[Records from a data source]
________________

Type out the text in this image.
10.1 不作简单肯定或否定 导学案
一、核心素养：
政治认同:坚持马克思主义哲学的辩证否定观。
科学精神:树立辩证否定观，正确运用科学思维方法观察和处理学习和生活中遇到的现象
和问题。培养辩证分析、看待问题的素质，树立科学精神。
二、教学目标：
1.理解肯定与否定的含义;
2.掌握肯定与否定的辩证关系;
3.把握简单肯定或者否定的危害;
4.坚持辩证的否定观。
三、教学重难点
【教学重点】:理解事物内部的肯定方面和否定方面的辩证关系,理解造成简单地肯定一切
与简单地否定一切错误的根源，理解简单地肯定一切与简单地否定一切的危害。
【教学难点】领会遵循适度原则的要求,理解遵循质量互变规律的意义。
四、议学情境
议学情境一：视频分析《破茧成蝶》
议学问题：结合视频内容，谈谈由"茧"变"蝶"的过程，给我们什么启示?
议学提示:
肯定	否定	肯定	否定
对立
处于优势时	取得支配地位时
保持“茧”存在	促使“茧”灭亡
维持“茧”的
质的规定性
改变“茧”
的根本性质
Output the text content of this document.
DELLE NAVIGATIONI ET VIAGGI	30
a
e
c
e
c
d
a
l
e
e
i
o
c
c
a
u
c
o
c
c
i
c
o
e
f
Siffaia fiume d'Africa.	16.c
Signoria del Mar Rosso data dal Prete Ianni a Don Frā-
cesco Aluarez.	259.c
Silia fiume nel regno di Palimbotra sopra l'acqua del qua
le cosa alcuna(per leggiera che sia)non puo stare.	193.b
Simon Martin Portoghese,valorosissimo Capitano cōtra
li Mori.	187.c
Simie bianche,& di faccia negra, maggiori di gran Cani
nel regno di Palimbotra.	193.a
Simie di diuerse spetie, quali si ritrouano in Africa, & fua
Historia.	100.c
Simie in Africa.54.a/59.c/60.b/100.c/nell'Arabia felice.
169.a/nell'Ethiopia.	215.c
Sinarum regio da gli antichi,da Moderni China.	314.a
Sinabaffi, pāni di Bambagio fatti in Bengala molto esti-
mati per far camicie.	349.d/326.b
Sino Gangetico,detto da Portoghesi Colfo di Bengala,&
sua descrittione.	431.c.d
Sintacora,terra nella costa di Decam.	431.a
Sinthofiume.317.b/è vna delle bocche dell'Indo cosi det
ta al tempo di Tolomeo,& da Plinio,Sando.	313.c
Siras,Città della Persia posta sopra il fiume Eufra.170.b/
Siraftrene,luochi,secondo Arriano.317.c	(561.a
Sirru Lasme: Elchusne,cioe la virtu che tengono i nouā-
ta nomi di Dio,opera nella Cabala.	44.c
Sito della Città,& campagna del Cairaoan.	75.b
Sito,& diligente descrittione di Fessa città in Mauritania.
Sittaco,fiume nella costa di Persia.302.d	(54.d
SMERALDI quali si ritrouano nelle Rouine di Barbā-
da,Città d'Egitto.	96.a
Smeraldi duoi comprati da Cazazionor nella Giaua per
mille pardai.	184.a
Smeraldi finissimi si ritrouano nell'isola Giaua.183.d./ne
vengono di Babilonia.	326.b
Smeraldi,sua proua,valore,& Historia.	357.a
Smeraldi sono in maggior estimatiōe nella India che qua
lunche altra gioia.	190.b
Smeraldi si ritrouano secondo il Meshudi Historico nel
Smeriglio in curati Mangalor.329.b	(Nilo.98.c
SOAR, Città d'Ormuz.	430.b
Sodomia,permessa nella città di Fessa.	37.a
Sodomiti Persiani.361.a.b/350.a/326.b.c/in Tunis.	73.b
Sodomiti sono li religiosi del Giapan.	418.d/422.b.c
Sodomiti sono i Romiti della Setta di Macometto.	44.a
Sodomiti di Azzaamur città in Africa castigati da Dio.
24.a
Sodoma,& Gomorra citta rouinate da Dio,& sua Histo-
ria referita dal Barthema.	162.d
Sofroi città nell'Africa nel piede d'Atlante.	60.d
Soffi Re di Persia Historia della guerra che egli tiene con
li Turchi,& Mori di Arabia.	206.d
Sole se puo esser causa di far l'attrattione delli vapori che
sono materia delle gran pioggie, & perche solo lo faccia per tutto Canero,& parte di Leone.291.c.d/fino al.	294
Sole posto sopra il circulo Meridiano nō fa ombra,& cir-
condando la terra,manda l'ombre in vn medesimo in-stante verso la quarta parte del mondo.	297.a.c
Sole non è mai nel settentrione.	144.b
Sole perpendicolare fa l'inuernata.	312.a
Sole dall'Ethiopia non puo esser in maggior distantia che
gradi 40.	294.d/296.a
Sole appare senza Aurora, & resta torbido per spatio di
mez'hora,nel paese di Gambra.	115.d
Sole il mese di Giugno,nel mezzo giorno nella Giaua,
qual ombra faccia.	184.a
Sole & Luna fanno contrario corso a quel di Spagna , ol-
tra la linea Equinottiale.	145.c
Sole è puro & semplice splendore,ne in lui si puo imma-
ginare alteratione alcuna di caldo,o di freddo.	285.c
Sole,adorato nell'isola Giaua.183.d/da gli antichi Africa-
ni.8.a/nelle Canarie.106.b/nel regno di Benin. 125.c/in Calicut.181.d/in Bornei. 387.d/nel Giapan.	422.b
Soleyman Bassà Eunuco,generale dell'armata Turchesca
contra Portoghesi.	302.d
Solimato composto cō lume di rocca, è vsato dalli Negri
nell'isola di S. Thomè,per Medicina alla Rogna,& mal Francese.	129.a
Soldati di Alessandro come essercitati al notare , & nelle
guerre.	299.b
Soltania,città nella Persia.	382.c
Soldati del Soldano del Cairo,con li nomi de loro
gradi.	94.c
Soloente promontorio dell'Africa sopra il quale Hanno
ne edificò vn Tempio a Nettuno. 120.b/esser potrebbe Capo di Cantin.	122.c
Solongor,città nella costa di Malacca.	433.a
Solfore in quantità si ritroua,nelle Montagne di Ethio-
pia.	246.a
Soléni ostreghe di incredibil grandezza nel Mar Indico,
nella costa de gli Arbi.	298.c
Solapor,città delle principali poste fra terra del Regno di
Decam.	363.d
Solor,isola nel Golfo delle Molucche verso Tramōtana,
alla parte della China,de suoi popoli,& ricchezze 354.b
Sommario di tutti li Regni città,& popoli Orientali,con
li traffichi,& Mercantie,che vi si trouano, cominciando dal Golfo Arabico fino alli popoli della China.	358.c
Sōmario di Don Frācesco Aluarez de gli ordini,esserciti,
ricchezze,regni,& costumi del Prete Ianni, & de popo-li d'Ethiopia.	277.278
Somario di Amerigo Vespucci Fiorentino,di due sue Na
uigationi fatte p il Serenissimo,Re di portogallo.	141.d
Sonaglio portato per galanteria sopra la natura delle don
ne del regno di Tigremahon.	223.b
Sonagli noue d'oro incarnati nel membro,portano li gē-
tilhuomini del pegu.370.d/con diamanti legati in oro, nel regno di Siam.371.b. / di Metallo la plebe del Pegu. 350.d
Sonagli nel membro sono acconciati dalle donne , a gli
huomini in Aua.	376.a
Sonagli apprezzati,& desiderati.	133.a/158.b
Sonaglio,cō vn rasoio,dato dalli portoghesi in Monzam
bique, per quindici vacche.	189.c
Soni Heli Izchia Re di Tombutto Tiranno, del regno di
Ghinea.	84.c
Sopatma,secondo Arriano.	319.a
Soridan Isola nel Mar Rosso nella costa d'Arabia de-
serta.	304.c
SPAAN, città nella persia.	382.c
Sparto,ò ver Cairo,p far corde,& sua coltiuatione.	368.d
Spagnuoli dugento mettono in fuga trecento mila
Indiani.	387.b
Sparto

________________

Could you reproduce every record above exactly as it appears?

Type out the text in this image.
10.1 不作简单肯定或否定 导学案
一、核心素养：
政治认同:坚持马克思主义哲学的辩证否定观。
科学精神:树立辩证否定观，正确运用科学思维方法观察和处理学习和生活中遇到的现象
和问题。培养辩证分析、看待问题的素质，树立科学精神。
二、教学目标：
1.理解肯定与否定的含义;
2.掌握肯定与否定的辩证关系;
3.把握简单肯定或者否定的危害;
4.坚持辩证的否定观。
三、教学重难点
【教学重点】:理解事物内部的肯定方面和否定方面的辩证关系,理解造成简单地肯定一切
与简单地否定一切错误的根源，理解简单地肯定一切与简单地否定一切的危害。
【教学难点】领会遵循适度原则的要求,理解遵循质量互变规律的意义。
四、议学情境
议学情境一：视频分析《破茧成蝶》
议学问题：结合视频内容，谈谈由"茧"变"蝶"的过程，给我们什么启示?
议学提示:
肯定	否定	肯定	否定
对立
处于优势时	取得支配地位时
保持“茧”存在	促使“茧”灭亡
维持“茧”的
质的规定性
改变“茧”
的根本性质
Output the text content of this document.
DELLE NAVIGATIONI ET VIAGGI	30
a
e
c
e
c
d
a
l
e
e
i
o
c
c
a
u
c
o
c
c
i
c
o
e
f
Siffaia fiume d'Africa.	16.c
Signoria del Mar Rosso data dal Prete Ianni a Don Frā-
cesco Aluarez.	259.c
Silia fiume nel regno di Palimbotra sopra l'acqua del qua
le cosa alcuna(per leggiera che sia)non puo stare.	193.b
Simon Martin Portoghese,valorosissimo Capitano cōtra
li Mori.	187.c
Simie bianche,& di faccia negra, maggiori di gran Cani
nel regno di Palimbotra.	193.a
Simie di diuerse spetie, quali si ritrouano in Africa, & fua
Historia.	100.c
Simie in Africa.54.a/59.c/60.b/100.c/nell'Arabia felice.
169.a/nell'Ethiopia.	215.c
Sinarum regio da gli antichi,da Moderni China.	314.a
Sinabaffi, pāni di Bambagio fatti in Bengala molto esti-
mati per far camicie.	349.d/326.b
Sino Gangetico,detto da Portoghesi Colfo di Bengala,&
sua descrittione.	431.c.d
Sintacora,terra nella costa di Decam.	431.a
Sinthofiume.317.b/è vna delle bocche dell'Indo cosi det
ta al tempo di Tolomeo,& da Plinio,Sando.	313.c
Siras,Città della Persia posta sopra il fiume Eufra.170.b/
Siraftrene,luochi,secondo Arriano.317.c	(561.a
Sirru Lasme: Elchusne,cioe la virtu che tengono i nouā-
ta nomi di Dio,opera nella Cabala.	44.c
Sito della Città,& campagna del Cairaoan.	75.b
Sito,& diligente descrittione di Fessa città in Mauritania.
Sittaco,fiume nella costa di Persia.302.d	(54.d
SMERALDI quali si ritrouano nelle Rouine di Barbā-
da,Città d'Egitto.	96.a
Smeraldi duoi comprati da Cazazionor nella Giaua per
mille pardai.	184.a
Smeraldi finissimi si ritrouano nell'isola Giaua.183.d./ne
vengono di Babilonia.	326.b
Smeraldi,sua proua,valore,& Historia.	357.a
Smeraldi sono in maggior estimatiōe nella India che qua
lunche altra gioia.	190.b
Smeraldi si ritrouano secondo il Meshudi Historico nel
Smeriglio in curati Mangalor.329.b	(Nilo.98.c
SOAR, Città d'Ormuz.	430.b
Sodomia,permessa nella città di Fessa.	37.a
Sodomiti Persiani.361.a.b/350.a/326.b.c/in Tunis.	73.b
Sodomiti sono li religiosi del Giapan.	418.d/422.b.c
Sodomiti sono i Romiti della Setta di Macometto.	44.a
Sodomiti di Azzaamur città in Africa castigati da Dio.
24.a
Sodoma,& Gomorra citta rouinate da Dio,& sua Histo-
ria referita dal Barthema.	162.d
Sofroi città nell'Africa nel piede d'Atlante.	60.d
Soffi Re di Persia Historia della guerra che egli tiene con
li Turchi,& Mori di Arabia.	206.d
Sole se puo esser causa di far l'attrattione delli vapori che
sono materia delle gran pioggie, & perche solo lo faccia per tutto Canero,& parte di Leone.291.c.d/fino al.	294
Sole posto sopra il circulo Meridiano nō fa ombra,& cir-
condando la terra,manda l'ombre in vn medesimo in-stante verso la quarta parte del mondo.	297.a.c
Sole non è mai nel settentrione.	144.b
Sole perpendicolare fa l'inuernata.	312.a
Sole dall'Ethiopia non puo esser in maggior distantia che
gradi 40.	294.d/296.a
Sole appare senza Aurora, & resta torbido per spatio di
mez'hora,nel paese di Gambra.	115.d
Sole il mese di Giugno,nel mezzo giorno nella Giaua,
qual ombra faccia.	184.a
Sole & Luna fanno contrario corso a quel di Spagna , ol-
tra la linea Equinottiale.	145.c
Sole è puro & semplice splendore,ne in lui si puo imma-
ginare alteratione alcuna di caldo,o di freddo.	285.c
Sole,adorato nell'isola Giaua.183.d/da gli antichi Africa-
ni.8.a/nelle Canarie.106.b/nel regno di Benin. 125.c/in Calicut.181.d/in Bornei. 387.d/nel Giapan.	422.b
Soleyman Bassà Eunuco,generale dell'armata Turchesca
contra Portoghesi.	302.d
Solimato composto cō lume di rocca, è vsato dalli Negri
nell'isola di S. Thomè,per Medicina alla Rogna,& mal Francese.	129.a
Soldati di Alessandro come essercitati al notare , & nelle
guerre.	299.b
Soltania,città nella Persia.	382.c
Soldati del Soldano del Cairo,con li nomi de loro
gradi.	94.c
Soloente promontorio dell'Africa sopra il quale Hanno
ne edificò vn Tempio a Nettuno. 120.b/esser potrebbe Capo di Cantin.	122.c
Solongor,città nella costa di Malacca.	433.a
Solfore in quantità si ritroua,nelle Montagne di Ethio-
pia.	246.a
Soléni ostreghe di incredibil grandezza nel Mar Indico,
nella costa de gli Arbi.	298.c
Solapor,città delle principali poste fra terra del Regno di
Decam.	363.d
Solor,isola nel Golfo delle Molucche verso Tramōtana,
alla parte della China,de suoi popoli,& ricchezze 354.b
Sommario di tutti li Regni città,& popoli Orientali,con
li traffichi,& Mercantie,che vi si trouano, cominciando dal Golfo Arabico fino alli popoli della China.	358.c
Sōmario di Don Frācesco Aluarez de gli ordini,esserciti,
ricchezze,regni,& costumi del Prete Ianni, & de popo-li d'Ethiopia.	277.278
Somario di Amerigo Vespucci Fiorentino,di due sue Na
uigationi fatte p il Serenissimo,Re di portogallo.	141.d
Sonaglio portato per galanteria sopra la natura delle don
ne del regno di Tigremahon.	223.b
Sonagli noue d'oro incarnati nel membro,portano li gē-
tilhuomini del pegu.370.d/con diamanti legati in oro, nel regno di Siam.371.b. / di Metallo la plebe del Pegu. 350.d
Sonagli nel membro sono acconciati dalle donne , a gli
huomini in Aua.	376.a
Sonagli apprezzati,& desiderati.	133.a/158.b
Sonaglio,cō vn rasoio,dato dalli portoghesi in Monzam
bique, per quindici vacche.	189.c
Soni Heli Izchia Re di Tombutto Tiranno, del regno di
Ghinea.	84.c
Sopatma,secondo Arriano.	319.a
Soridan Isola nel Mar Rosso nella costa d'Arabia de-
serta.	304.c
SPAAN, città nella persia.	382.c
Sparto,ò ver Cairo,p far corde,& sua coltiuatione.	368.d
Spagnuoli dugento mettono in fuga trecento mila
Indiani.	387.b
Sparto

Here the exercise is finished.